* [Selected text]
======
What I learned from writing a musical about Jeremy Corbyn’s life

And how he can use it to turn his fortunes around.

By Bobby Friedman

The latest opinion polls are likely to have made Jeremy Corbyn’s spirits sink faster than a puncture to his beloved bicycle. His party is eight points behind the Conservatives – its lowest position at this point in the electoral cycle since the Second World War, and far worse than Labour under Ed Miliband at the equivalent time after the 2010 election.

Even if polling companies are nowadays barely more reliable than Hilary Benn’s adherence to collective responsibility, Corbyn still has a significant problem if he aspires to be doing something more than tending to his allotment come 2021. Even if he does manage to hang on as Labour leader until the next election, his best case scenario appears to be avoiding total electoral implosion.

Having spent the last few months writing a satirical play about the Labour leader, Corbyn the Musical, I have spotted what may be the last hope of the otherwise condemned man. Unfortunately for Corbyn, the answer is not so simple as to come and watch the show – he may enjoy the comedy, but it won’t help with the polls.
======
* [Extracted data]
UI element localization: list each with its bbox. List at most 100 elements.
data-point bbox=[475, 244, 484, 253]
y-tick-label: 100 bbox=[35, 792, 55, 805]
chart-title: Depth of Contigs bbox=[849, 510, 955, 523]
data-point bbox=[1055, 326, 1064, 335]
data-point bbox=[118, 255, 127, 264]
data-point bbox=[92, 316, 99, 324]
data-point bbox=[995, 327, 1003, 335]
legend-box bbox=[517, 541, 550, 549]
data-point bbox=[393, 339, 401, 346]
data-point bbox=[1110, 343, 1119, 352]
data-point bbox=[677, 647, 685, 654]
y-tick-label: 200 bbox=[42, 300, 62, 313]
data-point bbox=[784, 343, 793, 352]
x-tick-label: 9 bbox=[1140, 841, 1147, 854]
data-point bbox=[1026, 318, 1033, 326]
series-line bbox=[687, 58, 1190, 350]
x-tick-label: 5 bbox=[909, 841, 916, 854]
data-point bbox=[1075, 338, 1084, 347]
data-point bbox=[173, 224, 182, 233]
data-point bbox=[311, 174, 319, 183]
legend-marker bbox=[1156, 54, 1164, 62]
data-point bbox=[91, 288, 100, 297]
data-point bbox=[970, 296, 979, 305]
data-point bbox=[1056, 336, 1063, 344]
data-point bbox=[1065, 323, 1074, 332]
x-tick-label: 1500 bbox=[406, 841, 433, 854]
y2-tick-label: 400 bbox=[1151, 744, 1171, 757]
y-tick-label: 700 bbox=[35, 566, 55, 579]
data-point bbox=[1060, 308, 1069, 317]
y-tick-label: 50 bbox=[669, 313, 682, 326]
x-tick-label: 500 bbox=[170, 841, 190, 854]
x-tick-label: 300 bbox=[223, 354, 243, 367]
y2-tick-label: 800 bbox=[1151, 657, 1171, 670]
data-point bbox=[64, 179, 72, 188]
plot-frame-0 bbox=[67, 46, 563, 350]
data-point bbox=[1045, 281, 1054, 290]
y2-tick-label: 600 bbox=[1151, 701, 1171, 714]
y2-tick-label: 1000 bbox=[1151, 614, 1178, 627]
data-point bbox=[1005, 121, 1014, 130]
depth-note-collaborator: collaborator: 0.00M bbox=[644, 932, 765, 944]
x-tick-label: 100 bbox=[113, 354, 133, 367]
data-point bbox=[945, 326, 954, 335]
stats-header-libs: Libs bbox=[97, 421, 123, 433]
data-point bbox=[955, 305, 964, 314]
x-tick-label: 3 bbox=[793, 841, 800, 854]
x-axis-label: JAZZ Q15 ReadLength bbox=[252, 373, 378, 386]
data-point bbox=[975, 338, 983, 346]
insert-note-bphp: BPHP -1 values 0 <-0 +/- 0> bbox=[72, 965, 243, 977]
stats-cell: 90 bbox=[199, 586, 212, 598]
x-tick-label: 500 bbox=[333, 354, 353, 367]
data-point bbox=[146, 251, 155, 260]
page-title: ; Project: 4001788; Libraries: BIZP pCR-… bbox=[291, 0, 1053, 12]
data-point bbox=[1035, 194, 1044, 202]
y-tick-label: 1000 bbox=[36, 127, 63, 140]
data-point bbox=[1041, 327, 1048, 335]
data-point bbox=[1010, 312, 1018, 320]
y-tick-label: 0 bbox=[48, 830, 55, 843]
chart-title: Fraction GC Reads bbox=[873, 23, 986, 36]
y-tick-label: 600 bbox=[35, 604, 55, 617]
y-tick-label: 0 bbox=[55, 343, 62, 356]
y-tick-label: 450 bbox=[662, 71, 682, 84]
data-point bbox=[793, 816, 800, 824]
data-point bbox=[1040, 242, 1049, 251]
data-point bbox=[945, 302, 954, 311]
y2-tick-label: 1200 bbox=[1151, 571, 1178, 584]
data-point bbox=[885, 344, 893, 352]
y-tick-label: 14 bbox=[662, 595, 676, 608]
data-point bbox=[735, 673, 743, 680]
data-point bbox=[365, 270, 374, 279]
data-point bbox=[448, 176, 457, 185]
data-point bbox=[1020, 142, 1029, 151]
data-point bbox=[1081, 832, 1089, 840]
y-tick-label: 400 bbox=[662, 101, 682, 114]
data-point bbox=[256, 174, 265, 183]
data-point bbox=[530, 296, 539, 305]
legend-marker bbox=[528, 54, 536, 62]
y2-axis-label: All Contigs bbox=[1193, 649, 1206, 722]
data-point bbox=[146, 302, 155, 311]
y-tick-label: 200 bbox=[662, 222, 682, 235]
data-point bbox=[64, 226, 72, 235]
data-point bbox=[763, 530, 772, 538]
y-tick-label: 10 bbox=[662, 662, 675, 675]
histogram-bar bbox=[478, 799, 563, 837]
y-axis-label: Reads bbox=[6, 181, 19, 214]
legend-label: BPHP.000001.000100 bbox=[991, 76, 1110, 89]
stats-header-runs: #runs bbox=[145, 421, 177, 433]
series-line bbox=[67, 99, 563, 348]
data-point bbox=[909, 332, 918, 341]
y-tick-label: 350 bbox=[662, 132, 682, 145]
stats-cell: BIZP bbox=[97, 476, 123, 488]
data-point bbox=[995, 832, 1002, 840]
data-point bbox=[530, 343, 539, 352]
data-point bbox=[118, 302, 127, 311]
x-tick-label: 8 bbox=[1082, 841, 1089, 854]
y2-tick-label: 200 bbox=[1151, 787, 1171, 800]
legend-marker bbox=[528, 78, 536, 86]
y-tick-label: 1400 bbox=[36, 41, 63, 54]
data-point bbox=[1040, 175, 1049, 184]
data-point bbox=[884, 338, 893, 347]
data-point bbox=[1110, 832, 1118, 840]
======
* [Problems to work on]
(1) List every person named in the Corbyn musical article.
(2) Please pick up the Corbyn musical article right after its last sentence and continue it.

* [Solved problems]
(1) Jeremy Corbyn, Ed Miliband, Hilary Benn, Bobby Friedman

(2)
As I’ve discovered in researching and writing the musical, there appears to be a fascination with Corbyn far greater than the interest in any other politician. This is not necessarily a good sign, of course, particularly if the appeal lies merely in a form of political rubbernecking at the car crash of his time in charge.

However, Corbyn does genuinely engage the public – and in some cases excites them – like no other contemporary politician. People of all political hues have been quick to tell me how excited they are about coming to see the show, and while I’d like to think that’s down to my world-famous comedy writing, in part it’s because people can’t wait to see a play that involves Corbyn as its star.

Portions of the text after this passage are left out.